### Work order
Translate this sentence from the procedure for determining Facility Representative coverage into Spanish: "Facility Representative coverage is optional for non-nuclear facilities with a Coverage Priority Ranking below 15."
══ Text passage ══
Procedure to Complete Table 3 Determination of Facility Representative Coverage
1.
List each facility or groups of facilities for which Facility Representative coverage is desired, according to the facility's
Coverage Priority Ranking (columns a, h). Facility Representative coverage is optional for non-nuclear facilities with
a Coverage Priority Ranking below 15. This allows site offices flexibility to perform oversight on these facilities using
personnel other than Facility Representatives.
2.
Determine the Facility Categorization. Use Table 4, Recommended Facility Representative Base Coverage Levels,
to determine the Facility Categorization and enter into column i.
3.
Determine Facility Activity Level. The activity level definitions are:
HIGH: Facilities that daily to weekly involve activities with one or more hazards.
MEDIUM: Facilities that weekly to monthly involve activities with one or more hazards.
LOW: Facilities that monthly to quarterly involve activities with one or more hazards.
4.
═══
══ Dataset entries ══
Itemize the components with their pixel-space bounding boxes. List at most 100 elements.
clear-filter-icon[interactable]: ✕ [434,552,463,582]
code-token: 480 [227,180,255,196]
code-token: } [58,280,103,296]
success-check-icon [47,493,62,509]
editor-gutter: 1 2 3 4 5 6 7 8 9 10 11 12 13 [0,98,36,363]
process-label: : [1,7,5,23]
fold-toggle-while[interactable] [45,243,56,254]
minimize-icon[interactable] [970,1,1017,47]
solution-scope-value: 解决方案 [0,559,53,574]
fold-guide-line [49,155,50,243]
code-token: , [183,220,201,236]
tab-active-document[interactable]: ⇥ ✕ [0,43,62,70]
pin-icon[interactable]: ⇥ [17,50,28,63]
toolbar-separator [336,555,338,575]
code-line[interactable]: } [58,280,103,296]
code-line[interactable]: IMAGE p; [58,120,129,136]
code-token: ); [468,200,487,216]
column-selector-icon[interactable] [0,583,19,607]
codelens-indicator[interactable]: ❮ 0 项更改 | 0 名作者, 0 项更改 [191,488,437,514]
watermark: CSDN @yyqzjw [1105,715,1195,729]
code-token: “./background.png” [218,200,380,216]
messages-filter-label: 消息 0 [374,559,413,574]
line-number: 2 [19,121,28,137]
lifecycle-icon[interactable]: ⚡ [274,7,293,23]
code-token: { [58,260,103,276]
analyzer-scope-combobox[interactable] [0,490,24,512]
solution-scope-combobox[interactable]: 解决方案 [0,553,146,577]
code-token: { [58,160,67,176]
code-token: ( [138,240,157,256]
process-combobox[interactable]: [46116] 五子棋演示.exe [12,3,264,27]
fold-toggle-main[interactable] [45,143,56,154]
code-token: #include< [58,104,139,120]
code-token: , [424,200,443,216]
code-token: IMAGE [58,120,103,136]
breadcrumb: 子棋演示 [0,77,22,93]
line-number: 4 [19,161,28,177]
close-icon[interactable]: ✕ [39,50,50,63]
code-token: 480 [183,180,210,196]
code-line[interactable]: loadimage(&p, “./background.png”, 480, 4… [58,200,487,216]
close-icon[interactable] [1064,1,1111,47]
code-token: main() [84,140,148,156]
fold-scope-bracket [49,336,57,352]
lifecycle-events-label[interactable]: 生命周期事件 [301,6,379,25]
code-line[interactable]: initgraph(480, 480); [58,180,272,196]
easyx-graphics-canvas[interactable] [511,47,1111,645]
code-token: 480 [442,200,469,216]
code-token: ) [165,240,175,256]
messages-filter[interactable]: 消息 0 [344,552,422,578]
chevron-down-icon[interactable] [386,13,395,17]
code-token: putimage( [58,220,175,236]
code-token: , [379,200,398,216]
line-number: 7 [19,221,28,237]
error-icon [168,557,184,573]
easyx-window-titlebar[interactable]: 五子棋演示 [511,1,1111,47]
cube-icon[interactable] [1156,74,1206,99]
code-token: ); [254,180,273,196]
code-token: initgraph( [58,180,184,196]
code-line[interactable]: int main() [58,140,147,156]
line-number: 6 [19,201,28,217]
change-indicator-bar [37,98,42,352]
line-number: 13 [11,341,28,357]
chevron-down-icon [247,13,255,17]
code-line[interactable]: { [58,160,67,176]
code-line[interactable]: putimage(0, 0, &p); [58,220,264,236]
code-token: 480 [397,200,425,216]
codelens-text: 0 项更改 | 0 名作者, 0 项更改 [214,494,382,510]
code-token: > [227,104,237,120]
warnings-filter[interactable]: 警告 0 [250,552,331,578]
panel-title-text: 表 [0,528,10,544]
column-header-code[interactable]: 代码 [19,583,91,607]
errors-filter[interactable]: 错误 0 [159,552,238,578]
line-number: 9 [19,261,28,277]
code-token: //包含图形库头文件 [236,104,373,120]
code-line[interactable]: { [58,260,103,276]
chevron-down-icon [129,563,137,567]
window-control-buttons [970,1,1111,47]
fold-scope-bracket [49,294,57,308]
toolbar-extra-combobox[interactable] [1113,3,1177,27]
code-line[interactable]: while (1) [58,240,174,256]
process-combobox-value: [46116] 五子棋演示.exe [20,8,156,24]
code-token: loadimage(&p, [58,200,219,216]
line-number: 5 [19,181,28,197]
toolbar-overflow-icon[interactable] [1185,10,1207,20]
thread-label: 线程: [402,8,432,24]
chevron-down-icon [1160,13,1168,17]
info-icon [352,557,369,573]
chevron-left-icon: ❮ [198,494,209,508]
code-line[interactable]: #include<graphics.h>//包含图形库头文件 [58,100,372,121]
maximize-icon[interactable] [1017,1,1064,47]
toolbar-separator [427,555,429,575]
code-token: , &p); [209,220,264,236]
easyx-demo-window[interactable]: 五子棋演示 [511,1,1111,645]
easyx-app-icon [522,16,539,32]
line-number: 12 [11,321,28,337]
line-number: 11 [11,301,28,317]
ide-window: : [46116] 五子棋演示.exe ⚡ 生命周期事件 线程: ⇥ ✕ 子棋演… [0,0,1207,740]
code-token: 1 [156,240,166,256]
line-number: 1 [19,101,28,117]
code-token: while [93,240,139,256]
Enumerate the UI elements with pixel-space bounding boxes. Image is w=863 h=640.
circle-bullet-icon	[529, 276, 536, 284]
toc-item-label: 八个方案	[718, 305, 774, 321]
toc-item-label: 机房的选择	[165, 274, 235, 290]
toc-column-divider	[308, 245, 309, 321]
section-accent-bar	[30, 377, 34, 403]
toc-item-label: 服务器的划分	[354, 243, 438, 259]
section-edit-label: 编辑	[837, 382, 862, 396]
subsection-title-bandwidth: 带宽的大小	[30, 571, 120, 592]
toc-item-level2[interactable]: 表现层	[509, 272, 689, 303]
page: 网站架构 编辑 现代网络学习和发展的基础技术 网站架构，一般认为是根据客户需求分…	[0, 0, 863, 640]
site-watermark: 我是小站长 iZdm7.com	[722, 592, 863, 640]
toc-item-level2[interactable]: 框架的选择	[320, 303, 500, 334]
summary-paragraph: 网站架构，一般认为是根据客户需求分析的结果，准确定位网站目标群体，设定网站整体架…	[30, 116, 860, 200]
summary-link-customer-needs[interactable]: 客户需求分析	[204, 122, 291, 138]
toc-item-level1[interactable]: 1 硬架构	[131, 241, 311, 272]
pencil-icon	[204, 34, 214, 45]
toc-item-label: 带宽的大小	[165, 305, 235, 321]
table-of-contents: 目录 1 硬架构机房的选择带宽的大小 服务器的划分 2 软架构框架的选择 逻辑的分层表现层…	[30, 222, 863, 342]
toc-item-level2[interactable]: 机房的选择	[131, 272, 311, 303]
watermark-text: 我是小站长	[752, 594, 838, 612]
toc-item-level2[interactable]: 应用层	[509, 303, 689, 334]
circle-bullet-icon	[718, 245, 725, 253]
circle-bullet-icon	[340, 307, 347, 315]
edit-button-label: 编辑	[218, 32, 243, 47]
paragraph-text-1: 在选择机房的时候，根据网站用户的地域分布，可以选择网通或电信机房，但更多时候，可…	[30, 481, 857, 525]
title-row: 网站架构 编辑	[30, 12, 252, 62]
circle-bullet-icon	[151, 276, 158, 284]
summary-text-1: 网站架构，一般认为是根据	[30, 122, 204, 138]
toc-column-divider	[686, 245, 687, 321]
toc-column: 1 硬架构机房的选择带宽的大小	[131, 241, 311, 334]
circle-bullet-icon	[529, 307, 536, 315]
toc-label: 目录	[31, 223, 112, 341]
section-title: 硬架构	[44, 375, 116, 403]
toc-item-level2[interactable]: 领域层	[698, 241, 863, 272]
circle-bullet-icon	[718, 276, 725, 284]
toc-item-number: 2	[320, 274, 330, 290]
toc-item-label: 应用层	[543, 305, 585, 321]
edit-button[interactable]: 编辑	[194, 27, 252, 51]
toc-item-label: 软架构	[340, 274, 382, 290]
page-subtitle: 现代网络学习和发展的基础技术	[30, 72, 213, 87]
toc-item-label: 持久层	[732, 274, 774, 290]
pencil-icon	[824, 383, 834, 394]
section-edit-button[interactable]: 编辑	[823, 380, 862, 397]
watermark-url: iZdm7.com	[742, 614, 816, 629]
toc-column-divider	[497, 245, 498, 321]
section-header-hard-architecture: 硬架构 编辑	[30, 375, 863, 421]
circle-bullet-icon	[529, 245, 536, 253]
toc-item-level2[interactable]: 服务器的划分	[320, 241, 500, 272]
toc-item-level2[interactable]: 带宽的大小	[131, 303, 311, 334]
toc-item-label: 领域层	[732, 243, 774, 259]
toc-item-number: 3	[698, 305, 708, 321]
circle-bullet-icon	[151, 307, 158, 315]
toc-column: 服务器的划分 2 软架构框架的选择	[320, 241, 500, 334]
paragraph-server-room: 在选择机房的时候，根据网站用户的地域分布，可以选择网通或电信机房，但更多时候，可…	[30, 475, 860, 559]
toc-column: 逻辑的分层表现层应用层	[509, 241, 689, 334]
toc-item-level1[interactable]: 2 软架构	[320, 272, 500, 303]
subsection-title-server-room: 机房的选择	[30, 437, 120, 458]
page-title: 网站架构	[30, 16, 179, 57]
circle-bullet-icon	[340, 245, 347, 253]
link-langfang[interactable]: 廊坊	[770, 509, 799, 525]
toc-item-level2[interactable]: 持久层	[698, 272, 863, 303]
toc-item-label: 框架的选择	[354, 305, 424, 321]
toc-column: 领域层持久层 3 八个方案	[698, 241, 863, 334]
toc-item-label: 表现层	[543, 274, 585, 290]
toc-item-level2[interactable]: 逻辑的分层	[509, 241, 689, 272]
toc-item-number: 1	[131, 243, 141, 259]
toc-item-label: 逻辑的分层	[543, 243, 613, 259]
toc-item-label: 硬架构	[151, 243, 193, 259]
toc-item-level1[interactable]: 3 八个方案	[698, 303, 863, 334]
═══
### Solution to this problem
La cobertura de Representante de Instalación es opcional para las instalaciones no nucleares con una Clasificación de Prioridad de Cobertura inferior a 15.